- Work request 1 -
Copy the hurricane messages from the Cayman Islands between "My parents, living" and "of the atmosphere.", inclusive.
- Work request 2 -
In the hurricane messages from the Cayman Islands, what are the names of the dogs left locked in the upstairs lavatory?

- Page excerpt -
━━━━━━

The Cayman Islands are under water, no connection and no houses or buildings have escaped according to the brief message received through mobile from my family there. It is estimated that a large number of lives have been lost. The big government buildings including the police station have collapsed.
Dr Datta, Chislehurst, Kent

Locking the door on leaving home, I never expected to ever see the place again. It felt very strange. The forecast is for the waves to be over 25ft high, as high as the building, which is right on the beach. Retreat was to George Town and an office building with a generator, built to withstand hurricanes. The Governor just declared a state of emergency and there are eight souls here, from the UK, USA and Germany, not knowing what to expect tonight but sure everything will be transformed by Monday. The really hard part will be dealing with the ferocity of the eye at about 7am Sunday. On Monday we will know the full extent of the loss. The last time Cayman had such a storm was the storm of 1932 which devastated the place. It might just happen again in the next 24 hours. I will try to send another report tomorrow night if there is power and a phone line.
Alistair Stones, Prospect Point, Grand Cayman

My friends and I have evacuated our home to run for our lives to a storm shelter, leaving our beloved dogs Benson, Hedges and Sam locked in the upstairs lavatory, with plentiful food and water. We are all hopeful that everyone stays safe and sound all over the Islands. Please do not go outside to take pictures.
Eugene Nolan, Grand Cayman

My parents, living in Lower Valley, (just east of Savannah), reported (1pm) the tin roofs of two neighbouring houses being taken off by the extensive winds, leaving only the rafters exposed and insides vulnerable to the pouring rain. Mostly all of the trees in the area have been uprooted and blown away, including breadfruit, palm and coconut trees. It is possible that the international cable, which allows for international phone calls in and out of the country may have been damaged, causing congestion in telecommunications including, text and voice connections. Phone lines are down for sure in Lower Valley and most likely island wide, with cellular signals being hard to maintain due to the weather conditions of the atmosphere.
Mike, Grand Cayman

Inside, all doors and windows boarded up, whiskey, gin & vodka in good supply, if the power goes off ice may be a problem. Seriously though the rain and winds have just picked up (15:30hrs) so we will see what happens, looks like it will be much closer than previously predicted. Will update later as communications permit, we wish everybody on all three islands the best of luck. God Bless.

━━━━━━

- Supplied entries -

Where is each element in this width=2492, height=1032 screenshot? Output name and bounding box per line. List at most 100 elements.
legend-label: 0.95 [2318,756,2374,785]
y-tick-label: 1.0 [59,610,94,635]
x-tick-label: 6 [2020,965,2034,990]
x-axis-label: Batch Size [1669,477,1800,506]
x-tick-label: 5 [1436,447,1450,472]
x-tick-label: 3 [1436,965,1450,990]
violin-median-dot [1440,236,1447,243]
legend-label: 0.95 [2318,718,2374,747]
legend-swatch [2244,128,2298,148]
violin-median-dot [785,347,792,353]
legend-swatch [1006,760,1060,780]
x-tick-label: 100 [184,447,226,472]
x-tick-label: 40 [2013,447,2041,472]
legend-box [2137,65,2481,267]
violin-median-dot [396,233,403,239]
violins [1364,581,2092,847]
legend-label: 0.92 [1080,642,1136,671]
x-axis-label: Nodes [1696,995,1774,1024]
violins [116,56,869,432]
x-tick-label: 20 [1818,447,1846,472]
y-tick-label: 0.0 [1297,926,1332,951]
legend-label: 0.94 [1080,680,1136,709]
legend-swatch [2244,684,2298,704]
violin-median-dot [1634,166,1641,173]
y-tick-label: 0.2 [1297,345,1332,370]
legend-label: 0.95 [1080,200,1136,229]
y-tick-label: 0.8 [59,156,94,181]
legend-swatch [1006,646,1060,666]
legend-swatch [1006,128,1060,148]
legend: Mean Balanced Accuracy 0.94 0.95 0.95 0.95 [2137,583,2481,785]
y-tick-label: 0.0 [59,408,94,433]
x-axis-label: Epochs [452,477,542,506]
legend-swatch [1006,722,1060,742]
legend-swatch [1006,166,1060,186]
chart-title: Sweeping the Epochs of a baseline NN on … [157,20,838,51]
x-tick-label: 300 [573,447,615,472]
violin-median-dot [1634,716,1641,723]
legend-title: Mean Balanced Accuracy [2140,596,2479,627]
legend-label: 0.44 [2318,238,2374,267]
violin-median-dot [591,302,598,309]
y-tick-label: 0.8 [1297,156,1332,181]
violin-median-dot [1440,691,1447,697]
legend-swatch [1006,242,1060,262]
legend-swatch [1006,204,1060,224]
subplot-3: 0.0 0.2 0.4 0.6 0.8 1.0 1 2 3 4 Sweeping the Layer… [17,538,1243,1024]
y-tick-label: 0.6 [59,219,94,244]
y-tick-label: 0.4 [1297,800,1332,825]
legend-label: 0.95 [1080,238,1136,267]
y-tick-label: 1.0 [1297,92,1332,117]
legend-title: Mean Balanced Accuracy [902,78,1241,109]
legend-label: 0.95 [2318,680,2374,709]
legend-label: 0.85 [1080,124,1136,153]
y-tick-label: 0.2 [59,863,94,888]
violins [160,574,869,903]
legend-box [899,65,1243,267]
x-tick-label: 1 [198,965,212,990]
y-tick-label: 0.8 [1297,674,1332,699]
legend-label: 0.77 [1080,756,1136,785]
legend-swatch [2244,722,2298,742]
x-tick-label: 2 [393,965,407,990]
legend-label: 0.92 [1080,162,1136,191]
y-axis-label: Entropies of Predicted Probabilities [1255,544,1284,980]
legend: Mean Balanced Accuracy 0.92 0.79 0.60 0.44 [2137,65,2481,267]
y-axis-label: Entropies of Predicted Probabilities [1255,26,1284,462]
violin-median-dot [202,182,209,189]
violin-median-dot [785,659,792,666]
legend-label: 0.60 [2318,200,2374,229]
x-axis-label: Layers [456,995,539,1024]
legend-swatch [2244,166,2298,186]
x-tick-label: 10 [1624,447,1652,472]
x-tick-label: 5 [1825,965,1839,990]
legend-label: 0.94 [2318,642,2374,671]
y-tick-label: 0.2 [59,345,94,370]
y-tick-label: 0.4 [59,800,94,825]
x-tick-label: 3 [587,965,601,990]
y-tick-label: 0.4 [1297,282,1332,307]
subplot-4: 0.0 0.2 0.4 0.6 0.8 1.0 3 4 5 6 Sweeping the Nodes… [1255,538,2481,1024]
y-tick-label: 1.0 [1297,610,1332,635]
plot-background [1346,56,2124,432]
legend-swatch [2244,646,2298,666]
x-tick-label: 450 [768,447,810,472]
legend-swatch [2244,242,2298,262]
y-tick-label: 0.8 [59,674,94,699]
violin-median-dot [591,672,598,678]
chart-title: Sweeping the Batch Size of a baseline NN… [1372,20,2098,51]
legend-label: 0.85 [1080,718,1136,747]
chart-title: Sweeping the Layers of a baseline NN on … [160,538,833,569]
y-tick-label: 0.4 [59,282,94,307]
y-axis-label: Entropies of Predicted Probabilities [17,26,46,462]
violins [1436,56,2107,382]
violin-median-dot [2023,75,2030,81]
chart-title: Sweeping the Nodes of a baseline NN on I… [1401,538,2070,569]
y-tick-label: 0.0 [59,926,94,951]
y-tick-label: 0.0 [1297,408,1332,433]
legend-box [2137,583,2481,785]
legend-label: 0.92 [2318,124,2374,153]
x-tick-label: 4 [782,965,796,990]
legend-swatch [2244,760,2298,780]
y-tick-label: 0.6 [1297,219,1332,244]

━━━━━━

- Result 1 -
My parents, living in Lower Valley, (just east of Savannah), reported (1pm) the tin roofs of two neighbouring houses being taken off by the extensive winds, leaving only the rafters exposed and insides vulnerable to the pouring rain. Mostly all of the trees in the area have been uprooted and blown away, including breadfruit, palm and coconut trees. It is possible that the international cable, which allows for international phone calls in and out of the country may have been damaged, causing congestion in telecommunications including, text and voice connections. Phone lines are down for sure in Lower Valley and most likely island wide, with cellular signals being hard to maintain due to the weather conditions of the atmosphere.

- Result 2 -
Benson, Hedges and Sam.